→ Figure data in JSON:

+--

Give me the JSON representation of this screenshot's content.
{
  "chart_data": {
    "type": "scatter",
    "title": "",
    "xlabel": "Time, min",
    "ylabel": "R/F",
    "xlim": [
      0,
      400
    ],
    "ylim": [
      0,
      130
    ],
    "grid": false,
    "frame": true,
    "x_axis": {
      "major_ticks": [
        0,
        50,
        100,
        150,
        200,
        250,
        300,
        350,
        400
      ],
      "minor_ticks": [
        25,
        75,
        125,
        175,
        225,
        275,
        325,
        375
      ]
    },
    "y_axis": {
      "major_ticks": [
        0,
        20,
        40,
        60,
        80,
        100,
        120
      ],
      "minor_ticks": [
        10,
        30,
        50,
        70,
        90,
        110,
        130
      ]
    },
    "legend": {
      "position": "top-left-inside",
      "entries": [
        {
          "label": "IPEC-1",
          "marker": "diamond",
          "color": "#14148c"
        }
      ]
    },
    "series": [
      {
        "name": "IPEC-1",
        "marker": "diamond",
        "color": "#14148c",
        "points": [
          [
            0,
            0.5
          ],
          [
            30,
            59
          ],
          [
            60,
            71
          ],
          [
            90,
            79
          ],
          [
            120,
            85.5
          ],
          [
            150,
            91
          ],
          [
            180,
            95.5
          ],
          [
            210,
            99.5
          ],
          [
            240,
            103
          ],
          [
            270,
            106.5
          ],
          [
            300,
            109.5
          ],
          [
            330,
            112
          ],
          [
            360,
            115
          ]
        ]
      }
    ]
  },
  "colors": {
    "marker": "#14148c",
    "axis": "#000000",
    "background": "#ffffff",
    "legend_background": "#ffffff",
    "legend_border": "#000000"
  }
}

+--

Transcribe the data. Leave every line exactly as it is.

Give me the JSON representation of this screenshot's content.
{
  "chart_data": {
    "type": "scatter",
    "title": "",
    "xlabel": "Time, min",
    "ylabel": "R/F",
    "xlim": [
      0,
      400
    ],
    "ylim": [
      0,
      130
    ],
    "grid": false,
    "frame": true,
    "x_axis": {
      "major_ticks": [
        0,
        50,
        100,
        150,
        200,
        250,
        300,
        350,
        400
      ],
      "minor_ticks": [
        25,
        75,
        125,
        175,
        225,
        275,
        325,
        375
      ]
    },
    "y_axis": {
      "major_ticks": [
        0,
        20,
        40,
        60,
        80,
        100,
        120
      ],
      "minor_ticks": [
        10,
        30,
        50,
        70,
        90,
        110,
        130
      ]
    },
    "legend": {
      "position": "top-left-inside",
      "entries": [
        {
          "label": "IPEC-1",
          "marker": "diamond",
          "color": "#14148c"
        }
      ]
    },
    "series": [
      {
        "name": "IPEC-1",
        "marker": "diamond",
        "color": "#14148c",
        "points": [
          [
            0,
            0.5
          ],
          [
            30,
            59
          ],
          [
            60,
            71
          ],
          [
            90,
            79
          ],
          [
            120,
            85.5
          ],
          [
            150,
            91
          ],
          [
            180,
            95.5
          ],
          [
            210,
            99.5
          ],
          [
            240,
            103
          ],
          [
            270,
            106.5
          ],
          [
            300,
            109.5
          ],
          [
            330,
            112
          ],
          [
            360,
            115
          ]
        ]
      }
    ]
  },
  "colors": {
    "marker": "#14148c",
    "axis": "#000000",
    "background": "#ffffff",
    "legend_background": "#ffffff",
    "legend_border": "#000000"
  }
}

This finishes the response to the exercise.